***** RECORD LIST *****
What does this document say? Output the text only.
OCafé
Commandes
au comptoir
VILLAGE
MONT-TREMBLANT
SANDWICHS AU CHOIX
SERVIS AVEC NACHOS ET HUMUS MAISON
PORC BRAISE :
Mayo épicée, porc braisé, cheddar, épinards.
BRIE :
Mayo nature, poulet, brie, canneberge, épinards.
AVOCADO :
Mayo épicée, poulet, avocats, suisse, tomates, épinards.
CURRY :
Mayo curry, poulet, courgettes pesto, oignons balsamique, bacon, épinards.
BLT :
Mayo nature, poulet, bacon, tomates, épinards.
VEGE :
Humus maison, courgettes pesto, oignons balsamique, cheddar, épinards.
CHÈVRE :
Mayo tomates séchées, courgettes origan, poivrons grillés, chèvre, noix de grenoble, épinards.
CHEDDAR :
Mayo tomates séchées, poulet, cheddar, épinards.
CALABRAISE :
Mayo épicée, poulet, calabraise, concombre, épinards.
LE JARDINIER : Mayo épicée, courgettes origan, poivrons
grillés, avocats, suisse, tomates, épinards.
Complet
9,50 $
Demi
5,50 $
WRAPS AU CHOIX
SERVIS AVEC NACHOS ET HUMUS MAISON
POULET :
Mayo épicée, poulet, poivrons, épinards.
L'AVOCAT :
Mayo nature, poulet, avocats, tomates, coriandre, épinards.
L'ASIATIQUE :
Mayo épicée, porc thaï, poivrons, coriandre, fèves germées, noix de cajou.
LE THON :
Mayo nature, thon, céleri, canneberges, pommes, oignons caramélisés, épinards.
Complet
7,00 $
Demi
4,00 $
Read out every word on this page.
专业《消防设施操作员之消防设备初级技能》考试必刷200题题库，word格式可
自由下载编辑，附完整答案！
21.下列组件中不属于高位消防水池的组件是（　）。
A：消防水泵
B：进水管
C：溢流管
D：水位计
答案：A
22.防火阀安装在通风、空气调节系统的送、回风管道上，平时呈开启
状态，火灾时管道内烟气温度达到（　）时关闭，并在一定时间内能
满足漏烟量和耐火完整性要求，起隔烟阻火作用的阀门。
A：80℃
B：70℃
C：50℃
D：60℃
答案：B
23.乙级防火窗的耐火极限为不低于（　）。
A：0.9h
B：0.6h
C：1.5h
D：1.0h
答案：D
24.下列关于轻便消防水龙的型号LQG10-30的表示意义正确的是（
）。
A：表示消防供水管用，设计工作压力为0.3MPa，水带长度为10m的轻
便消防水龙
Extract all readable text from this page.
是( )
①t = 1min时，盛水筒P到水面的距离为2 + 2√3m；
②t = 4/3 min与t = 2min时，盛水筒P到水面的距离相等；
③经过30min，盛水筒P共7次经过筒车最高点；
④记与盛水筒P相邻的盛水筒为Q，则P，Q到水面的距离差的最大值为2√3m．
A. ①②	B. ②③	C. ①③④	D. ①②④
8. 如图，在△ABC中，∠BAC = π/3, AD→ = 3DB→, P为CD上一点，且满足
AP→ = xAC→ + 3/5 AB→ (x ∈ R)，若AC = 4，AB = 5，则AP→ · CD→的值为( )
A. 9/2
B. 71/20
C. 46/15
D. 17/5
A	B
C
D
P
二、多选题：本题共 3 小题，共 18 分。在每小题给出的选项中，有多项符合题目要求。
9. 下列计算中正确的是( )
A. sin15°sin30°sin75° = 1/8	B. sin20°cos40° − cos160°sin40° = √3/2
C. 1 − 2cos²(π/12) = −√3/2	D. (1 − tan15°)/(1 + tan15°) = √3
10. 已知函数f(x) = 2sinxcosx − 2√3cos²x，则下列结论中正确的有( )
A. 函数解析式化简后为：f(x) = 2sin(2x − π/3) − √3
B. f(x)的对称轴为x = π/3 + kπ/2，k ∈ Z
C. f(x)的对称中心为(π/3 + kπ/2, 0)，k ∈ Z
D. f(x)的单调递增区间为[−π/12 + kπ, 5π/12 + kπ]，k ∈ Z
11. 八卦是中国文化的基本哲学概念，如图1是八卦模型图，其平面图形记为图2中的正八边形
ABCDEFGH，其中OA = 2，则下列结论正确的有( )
*****
▶ [EXERCISE REQUIREMENTS]: Find and count the lines of the data that include the string "origan", and report that figure by itself.

▶ [SOLUTION TO THIS TASK]: 2